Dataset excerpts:
= = = = = = =

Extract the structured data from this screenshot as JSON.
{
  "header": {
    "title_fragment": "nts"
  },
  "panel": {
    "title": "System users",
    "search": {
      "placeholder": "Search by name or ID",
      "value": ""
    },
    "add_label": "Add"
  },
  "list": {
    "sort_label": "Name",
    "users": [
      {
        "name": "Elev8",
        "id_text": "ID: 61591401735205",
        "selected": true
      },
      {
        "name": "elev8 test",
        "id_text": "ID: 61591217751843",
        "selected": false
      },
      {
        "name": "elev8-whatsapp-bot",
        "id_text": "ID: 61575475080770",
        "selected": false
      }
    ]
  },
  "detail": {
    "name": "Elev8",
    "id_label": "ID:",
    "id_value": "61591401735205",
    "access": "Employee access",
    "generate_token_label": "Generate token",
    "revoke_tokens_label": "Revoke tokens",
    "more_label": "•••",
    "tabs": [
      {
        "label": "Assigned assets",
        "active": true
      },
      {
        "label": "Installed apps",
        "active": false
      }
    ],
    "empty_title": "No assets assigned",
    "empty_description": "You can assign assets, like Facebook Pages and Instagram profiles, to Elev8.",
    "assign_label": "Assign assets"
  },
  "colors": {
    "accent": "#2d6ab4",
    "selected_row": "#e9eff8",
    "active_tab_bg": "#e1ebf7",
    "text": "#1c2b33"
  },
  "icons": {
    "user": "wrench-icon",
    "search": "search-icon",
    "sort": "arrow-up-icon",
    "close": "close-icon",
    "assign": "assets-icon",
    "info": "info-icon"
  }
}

= = = = = = =

- Stated goal
Repeat the entries above exactly, leaving nothing out.

- Final answer
Extract the structured data from this screenshot as JSON.
{
  "header": {
    "title_fragment": "nts"
  },
  "panel": {
    "title": "System users",
    "search": {
      "placeholder": "Search by name or ID",
      "value": ""
    },
    "add_label": "Add"
  },
  "list": {
    "sort_label": "Name",
    "users": [
      {
        "name": "Elev8",
        "id_text": "ID: 61591401735205",
        "selected": true
      },
      {
        "name": "elev8 test",
        "id_text": "ID: 61591217751843",
        "selected": false
      },
      {
        "name": "elev8-whatsapp-bot",
        "id_text": "ID: 61575475080770",
        "selected": false
      }
    ]
  },
  "detail": {
    "name": "Elev8",
    "id_label": "ID:",
    "id_value": "61591401735205",
    "access": "Employee access",
    "generate_token_label": "Generate token",
    "revoke_tokens_label": "Revoke tokens",
    "more_label": "•••",
    "tabs": [
      {
        "label": "Assigned assets",
        "active": true
      },
      {
        "label": "Installed apps",
        "active": false
      }
    ],
    "empty_title": "No assets assigned",
    "empty_description": "You can assign assets, like Facebook Pages and Instagram profiles, to Elev8.",
    "assign_label": "Assign assets"
  },
  "colors": {
    "accent": "#2d6ab4",
    "selected_row": "#e9eff8",
    "active_tab_bg": "#e1ebf7",
    "text": "#1c2b33"
  },
  "icons": {
    "user": "wrench-icon",
    "search": "search-icon",
    "sort": "arrow-up-icon",
    "close": "close-icon",
    "assign": "assets-icon",
    "info": "info-icon"
  }
}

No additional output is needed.